===== DATASET RECORDS

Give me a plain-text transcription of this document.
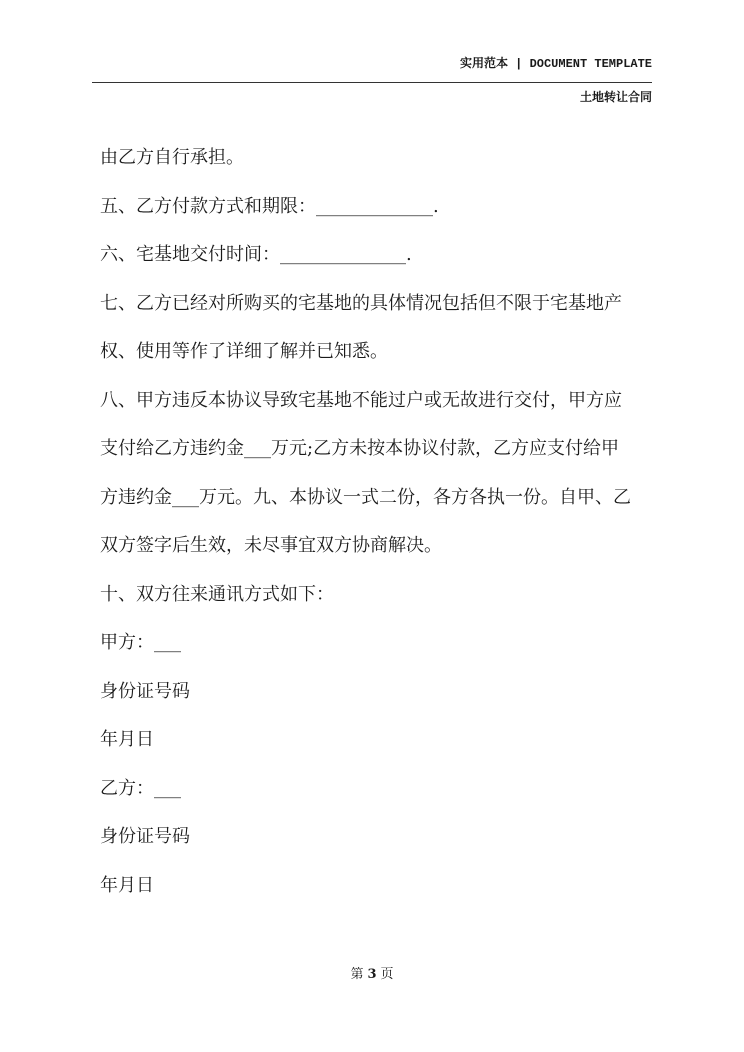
实用范本 | DOCUMENT TEMPLATE
土地转让合同

由乙方自行承担。

五、乙方付款方式和期限：_____________.

六、宅基地交付时间：______________.

七、乙方已经对所购买的宅基地的具体情况包括但不限于宅基地产

权、使用等作了详细了解并已知悉。

八、甲方违反本协议导致宅基地不能过户或无故进行交付，甲方应

支付给乙方违约金___万元;乙方未按本协议付款，乙方应支付给甲

方违约金___万元。九、本协议一式二份，各方各执一份。自甲、乙

双方签字后生效，未尽事宜双方协商解决。

十、双方往来通讯方式如下：

甲方：___

身份证号码

年月日

乙方：___

身份证号码

年月日

第 3 页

==========

__DIRECTIVE__
Return the material exactly as given, apart from the pictures.

__FULL ANSWER__
Give me a plain-text transcription of this document.
实用范本 | DOCUMENT TEMPLATE
土地转让合同

由乙方自行承担。

五、乙方付款方式和期限：_____________.

六、宅基地交付时间：______________.

七、乙方已经对所购买的宅基地的具体情况包括但不限于宅基地产

权、使用等作了详细了解并已知悉。

八、甲方违反本协议导致宅基地不能过户或无故进行交付，甲方应

支付给乙方违约金___万元;乙方未按本协议付款，乙方应支付给甲

方违约金___万元。九、本协议一式二份，各方各执一份。自甲、乙

双方签字后生效，未尽事宜双方协商解决。

十、双方往来通讯方式如下：

甲方：___

身份证号码

年月日

乙方：___

身份证号码

年月日

第 3 页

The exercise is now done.